Check every line below for the word "this" and copy the ones that have it.

##### SUPPLIED DATA #####

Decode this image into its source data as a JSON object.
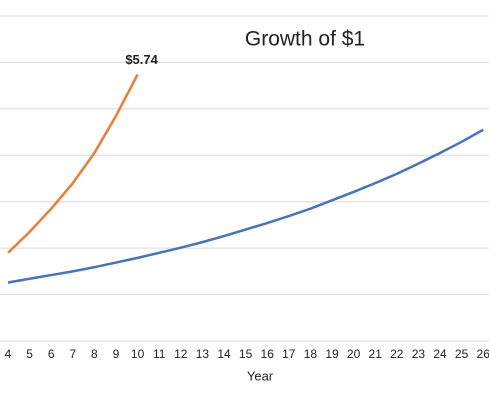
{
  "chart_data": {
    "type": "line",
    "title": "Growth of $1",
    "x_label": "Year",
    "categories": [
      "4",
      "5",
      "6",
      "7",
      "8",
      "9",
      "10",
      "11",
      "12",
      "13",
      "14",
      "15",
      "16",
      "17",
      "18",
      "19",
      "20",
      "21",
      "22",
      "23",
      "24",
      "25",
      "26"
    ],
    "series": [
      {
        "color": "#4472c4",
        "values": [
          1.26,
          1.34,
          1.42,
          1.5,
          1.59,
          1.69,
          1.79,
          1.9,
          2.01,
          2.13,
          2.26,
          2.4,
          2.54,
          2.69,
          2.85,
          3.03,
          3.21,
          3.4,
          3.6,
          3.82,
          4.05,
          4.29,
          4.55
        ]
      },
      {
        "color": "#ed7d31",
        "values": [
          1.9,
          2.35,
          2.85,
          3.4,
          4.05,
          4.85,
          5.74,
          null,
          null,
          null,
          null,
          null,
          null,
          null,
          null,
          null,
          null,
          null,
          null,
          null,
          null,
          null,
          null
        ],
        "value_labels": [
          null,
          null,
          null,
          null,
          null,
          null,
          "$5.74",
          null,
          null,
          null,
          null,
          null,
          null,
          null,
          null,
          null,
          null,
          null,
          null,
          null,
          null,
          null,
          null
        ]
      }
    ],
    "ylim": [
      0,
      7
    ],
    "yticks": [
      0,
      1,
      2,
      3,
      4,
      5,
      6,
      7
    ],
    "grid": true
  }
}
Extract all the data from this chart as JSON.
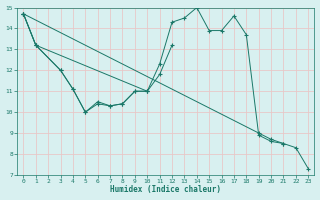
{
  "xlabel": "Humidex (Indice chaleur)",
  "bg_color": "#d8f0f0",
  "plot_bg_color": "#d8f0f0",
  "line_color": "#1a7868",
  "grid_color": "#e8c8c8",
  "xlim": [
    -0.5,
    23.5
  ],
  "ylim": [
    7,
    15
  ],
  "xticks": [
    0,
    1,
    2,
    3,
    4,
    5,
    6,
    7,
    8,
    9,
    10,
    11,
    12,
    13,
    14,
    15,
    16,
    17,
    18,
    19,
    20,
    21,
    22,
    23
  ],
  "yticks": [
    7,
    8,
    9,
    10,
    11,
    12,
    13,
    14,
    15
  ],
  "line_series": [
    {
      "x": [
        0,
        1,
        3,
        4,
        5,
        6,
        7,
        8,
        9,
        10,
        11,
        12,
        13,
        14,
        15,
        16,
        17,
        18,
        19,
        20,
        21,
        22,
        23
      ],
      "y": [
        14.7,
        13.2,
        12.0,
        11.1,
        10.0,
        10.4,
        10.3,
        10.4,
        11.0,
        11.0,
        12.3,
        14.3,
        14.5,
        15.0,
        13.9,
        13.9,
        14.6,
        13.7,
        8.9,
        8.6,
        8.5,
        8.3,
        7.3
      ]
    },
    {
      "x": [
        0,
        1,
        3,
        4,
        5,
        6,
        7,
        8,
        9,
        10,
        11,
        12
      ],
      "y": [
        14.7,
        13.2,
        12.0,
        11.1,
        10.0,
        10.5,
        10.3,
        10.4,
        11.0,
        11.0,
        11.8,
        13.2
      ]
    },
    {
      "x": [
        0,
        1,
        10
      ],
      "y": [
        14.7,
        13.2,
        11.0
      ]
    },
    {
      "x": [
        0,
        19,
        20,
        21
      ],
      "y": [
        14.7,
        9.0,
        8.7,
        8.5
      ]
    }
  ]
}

#####
##### SUPPLIED DATA #####

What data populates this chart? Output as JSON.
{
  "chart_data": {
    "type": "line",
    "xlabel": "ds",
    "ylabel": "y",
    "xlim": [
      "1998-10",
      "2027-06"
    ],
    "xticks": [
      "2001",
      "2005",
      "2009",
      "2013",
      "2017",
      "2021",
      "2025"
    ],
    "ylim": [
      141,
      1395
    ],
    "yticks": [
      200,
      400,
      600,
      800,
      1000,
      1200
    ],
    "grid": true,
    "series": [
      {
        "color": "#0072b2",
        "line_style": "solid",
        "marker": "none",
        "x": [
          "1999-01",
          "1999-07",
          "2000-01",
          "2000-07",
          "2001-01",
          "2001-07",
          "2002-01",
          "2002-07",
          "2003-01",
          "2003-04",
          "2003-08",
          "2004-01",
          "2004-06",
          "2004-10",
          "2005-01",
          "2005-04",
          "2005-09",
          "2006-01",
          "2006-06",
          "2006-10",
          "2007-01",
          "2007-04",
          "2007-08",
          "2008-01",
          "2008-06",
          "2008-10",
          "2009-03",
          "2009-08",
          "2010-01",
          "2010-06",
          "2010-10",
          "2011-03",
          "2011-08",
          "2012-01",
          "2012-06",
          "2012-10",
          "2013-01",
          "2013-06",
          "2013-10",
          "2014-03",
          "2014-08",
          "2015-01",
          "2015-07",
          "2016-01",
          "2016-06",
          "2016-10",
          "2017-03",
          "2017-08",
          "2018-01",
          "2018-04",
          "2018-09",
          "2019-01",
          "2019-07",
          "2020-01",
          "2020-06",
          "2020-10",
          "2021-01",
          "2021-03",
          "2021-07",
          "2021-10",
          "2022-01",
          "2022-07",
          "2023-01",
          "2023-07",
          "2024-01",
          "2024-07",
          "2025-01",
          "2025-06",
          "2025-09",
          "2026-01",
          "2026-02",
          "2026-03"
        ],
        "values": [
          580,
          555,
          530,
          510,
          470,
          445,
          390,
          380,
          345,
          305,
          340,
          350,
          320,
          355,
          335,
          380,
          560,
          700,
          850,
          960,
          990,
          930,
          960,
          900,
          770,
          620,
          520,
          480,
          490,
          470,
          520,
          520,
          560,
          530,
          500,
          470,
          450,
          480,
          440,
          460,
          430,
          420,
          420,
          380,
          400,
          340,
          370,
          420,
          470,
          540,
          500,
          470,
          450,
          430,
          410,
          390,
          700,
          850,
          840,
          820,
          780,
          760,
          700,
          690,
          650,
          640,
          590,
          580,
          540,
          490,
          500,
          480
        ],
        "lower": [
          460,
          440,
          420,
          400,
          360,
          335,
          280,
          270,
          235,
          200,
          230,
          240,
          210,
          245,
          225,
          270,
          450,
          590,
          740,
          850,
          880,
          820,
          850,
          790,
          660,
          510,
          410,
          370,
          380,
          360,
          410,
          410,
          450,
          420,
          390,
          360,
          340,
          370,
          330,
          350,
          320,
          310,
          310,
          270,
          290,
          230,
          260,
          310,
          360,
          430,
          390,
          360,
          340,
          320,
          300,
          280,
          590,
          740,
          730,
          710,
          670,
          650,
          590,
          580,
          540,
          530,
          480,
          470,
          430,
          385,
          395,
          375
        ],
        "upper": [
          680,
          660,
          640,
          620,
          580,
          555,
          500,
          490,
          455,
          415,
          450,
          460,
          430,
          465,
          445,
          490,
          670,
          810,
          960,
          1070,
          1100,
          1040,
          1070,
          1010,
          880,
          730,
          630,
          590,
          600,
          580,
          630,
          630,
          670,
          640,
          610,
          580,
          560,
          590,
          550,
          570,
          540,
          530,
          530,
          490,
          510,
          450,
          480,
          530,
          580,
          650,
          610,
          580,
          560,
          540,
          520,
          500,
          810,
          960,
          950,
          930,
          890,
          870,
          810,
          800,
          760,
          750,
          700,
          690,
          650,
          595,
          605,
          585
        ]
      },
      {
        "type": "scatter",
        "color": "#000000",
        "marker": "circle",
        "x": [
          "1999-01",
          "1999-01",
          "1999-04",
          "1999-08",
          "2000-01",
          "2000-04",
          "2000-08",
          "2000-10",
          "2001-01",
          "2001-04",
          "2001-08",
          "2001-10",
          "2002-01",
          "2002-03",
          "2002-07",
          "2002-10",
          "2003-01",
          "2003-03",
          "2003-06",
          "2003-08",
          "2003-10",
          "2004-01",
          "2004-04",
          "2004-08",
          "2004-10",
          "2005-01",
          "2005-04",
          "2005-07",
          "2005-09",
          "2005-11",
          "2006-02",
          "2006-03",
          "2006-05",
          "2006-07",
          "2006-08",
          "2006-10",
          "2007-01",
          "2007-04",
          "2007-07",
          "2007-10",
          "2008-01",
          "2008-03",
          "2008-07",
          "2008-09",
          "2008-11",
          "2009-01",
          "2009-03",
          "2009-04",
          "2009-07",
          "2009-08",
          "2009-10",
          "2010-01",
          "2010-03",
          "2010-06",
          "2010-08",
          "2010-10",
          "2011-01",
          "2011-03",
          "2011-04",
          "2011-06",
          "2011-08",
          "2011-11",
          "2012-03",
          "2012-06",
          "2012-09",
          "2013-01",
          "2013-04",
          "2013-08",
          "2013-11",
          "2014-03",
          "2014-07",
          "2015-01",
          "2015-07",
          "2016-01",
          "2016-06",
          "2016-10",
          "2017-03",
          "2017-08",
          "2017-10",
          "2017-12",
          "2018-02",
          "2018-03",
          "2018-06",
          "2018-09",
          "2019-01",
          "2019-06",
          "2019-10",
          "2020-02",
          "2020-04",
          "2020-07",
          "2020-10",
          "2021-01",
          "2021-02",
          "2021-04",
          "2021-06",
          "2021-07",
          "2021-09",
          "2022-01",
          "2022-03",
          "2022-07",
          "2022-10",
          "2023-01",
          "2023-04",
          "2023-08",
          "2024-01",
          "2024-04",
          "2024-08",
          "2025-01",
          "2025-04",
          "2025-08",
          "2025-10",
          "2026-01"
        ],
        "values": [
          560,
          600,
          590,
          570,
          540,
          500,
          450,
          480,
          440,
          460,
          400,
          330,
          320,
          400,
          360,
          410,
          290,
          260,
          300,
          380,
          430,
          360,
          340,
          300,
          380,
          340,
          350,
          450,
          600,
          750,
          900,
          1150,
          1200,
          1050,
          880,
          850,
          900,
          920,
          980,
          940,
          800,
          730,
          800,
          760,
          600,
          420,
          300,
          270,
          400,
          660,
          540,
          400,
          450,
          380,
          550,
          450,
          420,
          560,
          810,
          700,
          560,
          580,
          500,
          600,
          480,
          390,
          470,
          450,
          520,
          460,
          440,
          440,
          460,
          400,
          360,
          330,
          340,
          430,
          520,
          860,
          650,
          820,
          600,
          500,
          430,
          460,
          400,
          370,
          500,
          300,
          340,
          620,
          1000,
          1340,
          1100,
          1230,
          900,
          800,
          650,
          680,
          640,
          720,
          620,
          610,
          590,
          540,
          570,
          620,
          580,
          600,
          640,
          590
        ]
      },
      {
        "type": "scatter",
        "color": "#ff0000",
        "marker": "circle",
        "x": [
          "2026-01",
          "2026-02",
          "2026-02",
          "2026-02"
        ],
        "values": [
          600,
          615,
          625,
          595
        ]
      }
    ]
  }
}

#####

-- THE SOLUTION --
Decode this image into its source data as a JSON object.
Extract all the data from this chart as JSON.
What data populates this chart? Output as JSON.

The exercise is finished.